- Set problem -
Without omitting anything, retype the data that follows.

- Exercise materials -
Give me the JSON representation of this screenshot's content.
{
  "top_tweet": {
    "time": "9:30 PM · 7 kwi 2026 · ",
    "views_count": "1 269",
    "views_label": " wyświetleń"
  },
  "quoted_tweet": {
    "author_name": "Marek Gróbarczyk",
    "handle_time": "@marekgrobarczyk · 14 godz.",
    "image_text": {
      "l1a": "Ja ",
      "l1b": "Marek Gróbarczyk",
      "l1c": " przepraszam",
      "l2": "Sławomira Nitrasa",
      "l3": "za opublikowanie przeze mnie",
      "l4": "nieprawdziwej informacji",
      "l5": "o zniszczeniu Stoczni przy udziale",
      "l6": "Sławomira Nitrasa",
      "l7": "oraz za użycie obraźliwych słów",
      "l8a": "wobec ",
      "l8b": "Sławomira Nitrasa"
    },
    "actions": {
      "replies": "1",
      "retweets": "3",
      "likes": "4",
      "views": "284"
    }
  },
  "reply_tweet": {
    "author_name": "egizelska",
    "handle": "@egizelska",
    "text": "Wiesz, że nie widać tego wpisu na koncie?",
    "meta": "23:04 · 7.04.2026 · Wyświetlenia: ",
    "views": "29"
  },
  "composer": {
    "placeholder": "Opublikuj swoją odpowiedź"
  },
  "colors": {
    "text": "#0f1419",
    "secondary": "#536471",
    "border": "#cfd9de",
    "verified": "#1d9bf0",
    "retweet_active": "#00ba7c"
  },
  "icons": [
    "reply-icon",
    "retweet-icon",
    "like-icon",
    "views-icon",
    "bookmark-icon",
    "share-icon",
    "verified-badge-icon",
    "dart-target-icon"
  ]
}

- Result -
Give me the JSON representation of this screenshot's content.
{
  "top_tweet": {
    "time": "9:30 PM · 7 kwi 2026 · ",
    "views_count": "1 269",
    "views_label": " wyświetleń"
  },
  "quoted_tweet": {
    "author_name": "Marek Gróbarczyk",
    "handle_time": "@marekgrobarczyk · 14 godz.",
    "image_text": {
      "l1a": "Ja ",
      "l1b": "Marek Gróbarczyk",
      "l1c": " przepraszam",
      "l2": "Sławomira Nitrasa",
      "l3": "za opublikowanie przeze mnie",
      "l4": "nieprawdziwej informacji",
      "l5": "o zniszczeniu Stoczni przy udziale",
      "l6": "Sławomira Nitrasa",
      "l7": "oraz za użycie obraźliwych słów",
      "l8a": "wobec ",
      "l8b": "Sławomira Nitrasa"
    },
    "actions": {
      "replies": "1",
      "retweets": "3",
      "likes": "4",
      "views": "284"
    }
  },
  "reply_tweet": {
    "author_name": "egizelska",
    "handle": "@egizelska",
    "text": "Wiesz, że nie widać tego wpisu na koncie?",
    "meta": "23:04 · 7.04.2026 · Wyświetlenia: ",
    "views": "29"
  },
  "composer": {
    "placeholder": "Opublikuj swoją odpowiedź"
  },
  "colors": {
    "text": "#0f1419",
    "secondary": "#536471",
    "border": "#cfd9de",
    "verified": "#1d9bf0",
    "retweet_active": "#00ba7c"
  },
  "icons": [
    "reply-icon",
    "retweet-icon",
    "like-icon",
    "views-icon",
    "bookmark-icon",
    "share-icon",
    "verified-badge-icon",
    "dart-target-icon"
  ]
}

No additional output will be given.